◆ Short problem
Can you pull out each line of the data below that includes the word "Delitos"?

%%

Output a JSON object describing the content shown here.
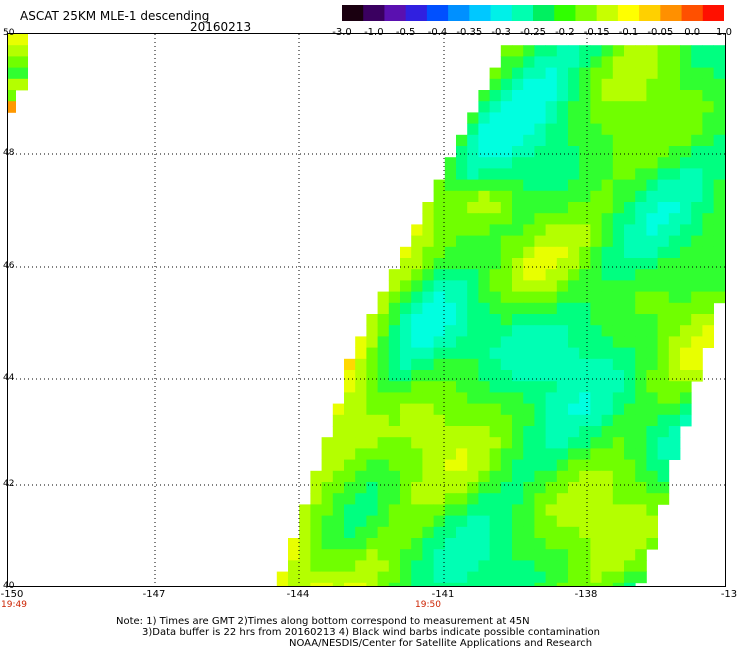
{
  "header": {
    "title": "ASCAT 25KM MLE-1 descending",
    "date": "20160213"
  },
  "colorbar": {
    "labels": [
      "-3.0",
      "-1.0",
      "-0.5",
      "-0.4",
      "-0.35",
      "-0.3",
      "-0.25",
      "-0.2",
      "-0.15",
      "-0.1",
      "-0.05",
      "0.0",
      "1.0"
    ],
    "colors": [
      "#1a0010",
      "#3a0060",
      "#5a10b0",
      "#3020e0",
      "#0050ff",
      "#0090ff",
      "#00c8ff",
      "#00f0e8",
      "#00ffb0",
      "#00f060",
      "#30ff00",
      "#80ff00",
      "#c8ff00",
      "#ffff00",
      "#ffd000",
      "#ff9000",
      "#ff5000",
      "#ff1000"
    ]
  },
  "axes": {
    "lat_labels": [
      "50",
      "48",
      "46",
      "44",
      "42",
      "40"
    ],
    "lon_labels": [
      "-150",
      "-147",
      "-144",
      "-141",
      "-138",
      "-13"
    ],
    "time_labels": [
      "19:49",
      "19:50"
    ]
  },
  "notes": {
    "line1": "Note: 1) Times are GMT 2)Times along bottom correspond to measurement at 45N",
    "line2": "3)Data buffer is 22 hrs from 20160213 4) Black wind barbs indicate possible contamination",
    "line3": "NOAA/NESDIS/Center for Satellite Applications and Research"
  }
}
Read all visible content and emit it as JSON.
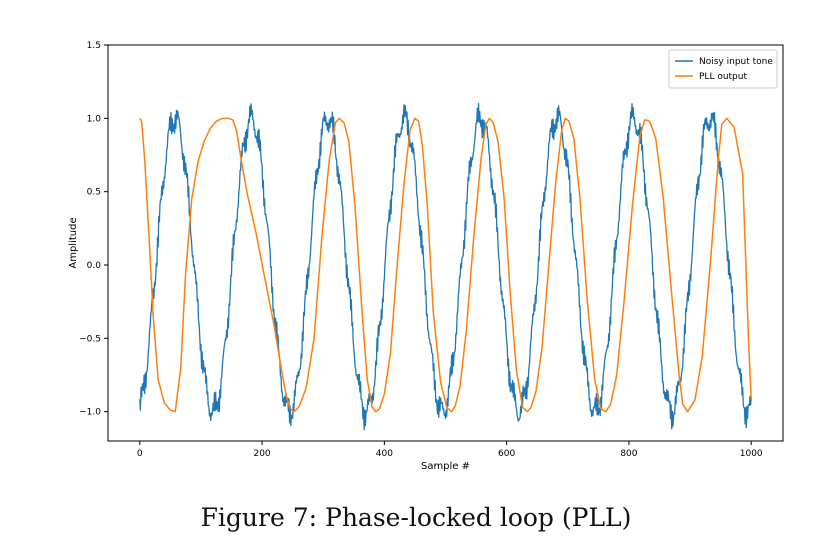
{
  "caption": "Figure 7: Phase-locked loop (PLL)",
  "chart_data": {
    "type": "line",
    "title": "",
    "xlabel": "Sample #",
    "ylabel": "Amplitude",
    "xlim": [
      -52,
      1052
    ],
    "ylim": [
      -1.2,
      1.5
    ],
    "xticks": [
      0,
      200,
      400,
      600,
      800,
      1000
    ],
    "xtick_labels": [
      "0",
      "200",
      "400",
      "600",
      "800",
      "1000"
    ],
    "yticks": [
      -1.0,
      -0.5,
      0.0,
      0.5,
      1.0,
      1.5
    ],
    "ytick_labels": [
      "−1.0",
      "−0.5",
      "0.0",
      "0.5",
      "1.0",
      "1.5"
    ],
    "grid": false,
    "legend_position": "top-right",
    "series": [
      {
        "name": "Noisy input tone",
        "color": "#1f77b4",
        "period": 125,
        "phase_offset": -5,
        "noise_amplitude": 0.09,
        "x": [
          0,
          10,
          20,
          30,
          40,
          50,
          60,
          70,
          80,
          90,
          100,
          110,
          120,
          130,
          140,
          150,
          160,
          170,
          180,
          190,
          200,
          210,
          220,
          230,
          240,
          250,
          260,
          270,
          280,
          290,
          300,
          310,
          320,
          330,
          340,
          350,
          360,
          370,
          380,
          390,
          400,
          410,
          420,
          430,
          440,
          450,
          460,
          470,
          480,
          490,
          500,
          510,
          520,
          530,
          540,
          550,
          560,
          570,
          580,
          590,
          600,
          610,
          620,
          630,
          640,
          650,
          660,
          670,
          680,
          690,
          700,
          710,
          720,
          730,
          740,
          750,
          760,
          770,
          780,
          790,
          800,
          810,
          820,
          830,
          840,
          850,
          860,
          870,
          880,
          890,
          900,
          910,
          920,
          930,
          940,
          950,
          960,
          970,
          980,
          990,
          1000
        ],
        "values": [
          -1.0,
          -0.92,
          -0.66,
          -0.33,
          0.05,
          0.48,
          0.85,
          0.98,
          0.94,
          0.68,
          0.3,
          -0.1,
          -0.48,
          -0.84,
          -0.98,
          -0.95,
          -0.68,
          -0.3,
          0.12,
          0.55,
          0.92,
          0.99,
          0.86,
          0.52,
          0.12,
          -0.3,
          -0.68,
          -0.95,
          -0.98,
          -0.78,
          -0.4,
          0.02,
          0.45,
          0.82,
          0.98,
          0.95,
          0.68,
          0.3,
          -0.1,
          -0.5,
          -0.86,
          -0.99,
          -0.93,
          -0.64,
          -0.24,
          0.18,
          0.58,
          0.92,
          0.99,
          0.85,
          0.5,
          0.1,
          -0.32,
          -0.72,
          -0.97,
          -0.98,
          -0.76,
          -0.36,
          0.06,
          0.48,
          0.85,
          0.99,
          0.93,
          0.66,
          0.26,
          -0.16,
          -0.56,
          -0.9,
          -0.99,
          -0.86,
          -0.52,
          -0.1,
          0.32,
          0.72,
          0.96,
          0.98,
          0.78,
          0.4,
          -0.04,
          -0.46,
          -0.84,
          -0.99,
          -0.92,
          -0.64,
          -0.24,
          0.2,
          0.6,
          0.92,
          0.99,
          0.84,
          0.5,
          0.08,
          -0.34,
          -0.74,
          -0.97,
          -0.97,
          -0.74,
          -0.36,
          0.08,
          0.5,
          -0.8
        ]
      },
      {
        "name": "PLL output",
        "color": "#ff7f0e",
        "x": [
          0,
          3,
          8,
          15,
          22,
          30,
          40,
          50,
          58,
          67,
          75,
          85,
          95,
          105,
          115,
          125,
          135,
          145,
          152,
          158,
          165,
          175,
          190,
          205,
          220,
          232,
          240,
          246,
          252,
          260,
          272,
          285,
          298,
          310,
          320,
          326,
          334,
          342,
          352,
          364,
          372,
          380,
          386,
          392,
          400,
          410,
          420,
          432,
          442,
          450,
          456,
          462,
          470,
          480,
          492,
          502,
          510,
          516,
          524,
          534,
          546,
          558,
          566,
          572,
          578,
          586,
          596,
          606,
          616,
          626,
          634,
          640,
          648,
          658,
          668,
          680,
          690,
          696,
          702,
          710,
          720,
          732,
          744,
          754,
          762,
          770,
          780,
          792,
          806,
          818,
          826,
          834,
          844,
          856,
          870,
          882,
          888,
          896,
          908,
          920,
          934,
          946,
          952,
          960,
          972,
          986,
          996,
          1000
        ],
        "values": [
          1.0,
          0.98,
          0.72,
          0.2,
          -0.35,
          -0.78,
          -0.94,
          -0.99,
          -1.0,
          -0.7,
          -0.05,
          0.45,
          0.7,
          0.84,
          0.93,
          0.98,
          1.0,
          1.0,
          0.99,
          0.92,
          0.74,
          0.5,
          0.22,
          -0.1,
          -0.42,
          -0.72,
          -0.9,
          -0.98,
          -1.0,
          -0.97,
          -0.84,
          -0.5,
          0.2,
          0.72,
          0.97,
          1.0,
          0.97,
          0.84,
          0.4,
          -0.35,
          -0.78,
          -0.97,
          -1.0,
          -0.98,
          -0.88,
          -0.6,
          -0.05,
          0.55,
          0.92,
          1.0,
          0.98,
          0.82,
          0.42,
          -0.32,
          -0.8,
          -0.97,
          -1.0,
          -0.96,
          -0.82,
          -0.45,
          0.18,
          0.72,
          0.96,
          1.0,
          0.97,
          0.84,
          0.45,
          -0.2,
          -0.72,
          -0.97,
          -1.0,
          -0.97,
          -0.86,
          -0.56,
          -0.05,
          0.55,
          0.92,
          1.0,
          0.98,
          0.86,
          0.45,
          -0.25,
          -0.78,
          -0.98,
          -1.0,
          -0.95,
          -0.75,
          -0.25,
          0.42,
          0.88,
          0.99,
          0.98,
          0.86,
          0.46,
          -0.2,
          -0.75,
          -0.95,
          -1.0,
          -0.92,
          -0.62,
          0.05,
          0.72,
          0.96,
          1.0,
          0.94,
          0.62,
          -0.55,
          -0.92
        ]
      }
    ]
  }
}
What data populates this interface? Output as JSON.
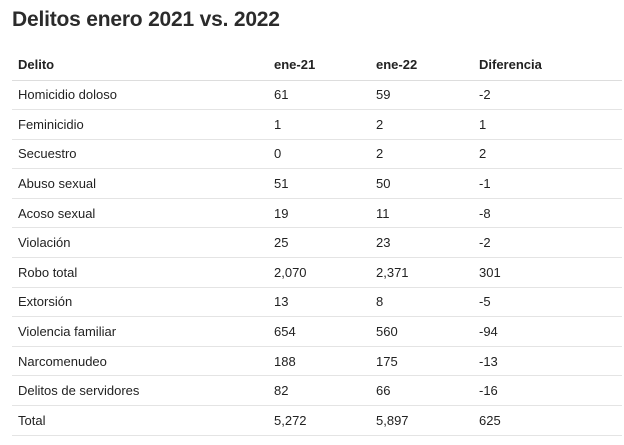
{
  "header": {
    "title": "Delitos enero 2021 vs. 2022"
  },
  "table": {
    "columns": [
      "Delito",
      "ene-21",
      "ene-22",
      "Diferencia"
    ],
    "rows": [
      [
        "Homicidio doloso",
        "61",
        "59",
        "-2"
      ],
      [
        "Feminicidio",
        "1",
        "2",
        "1"
      ],
      [
        "Secuestro",
        "0",
        "2",
        "2"
      ],
      [
        "Abuso sexual",
        "51",
        "50",
        "-1"
      ],
      [
        "Acoso sexual",
        "19",
        "11",
        "-8"
      ],
      [
        "Violación",
        "25",
        "23",
        "-2"
      ],
      [
        "Robo total",
        "2,070",
        "2,371",
        "301"
      ],
      [
        "Extorsión",
        "13",
        "8",
        "-5"
      ],
      [
        "Violencia familiar",
        "654",
        "560",
        "-94"
      ],
      [
        "Narcomenudeo",
        "188",
        "175",
        "-13"
      ],
      [
        "Delitos de servidores",
        "82",
        "66",
        "-16"
      ],
      [
        "Total",
        "5,272",
        "5,897",
        "625"
      ]
    ]
  }
}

%%

◆ Solution to this problem
    "title": "Delitos enero 2021 vs. 2022"
        "Delitos de servidores",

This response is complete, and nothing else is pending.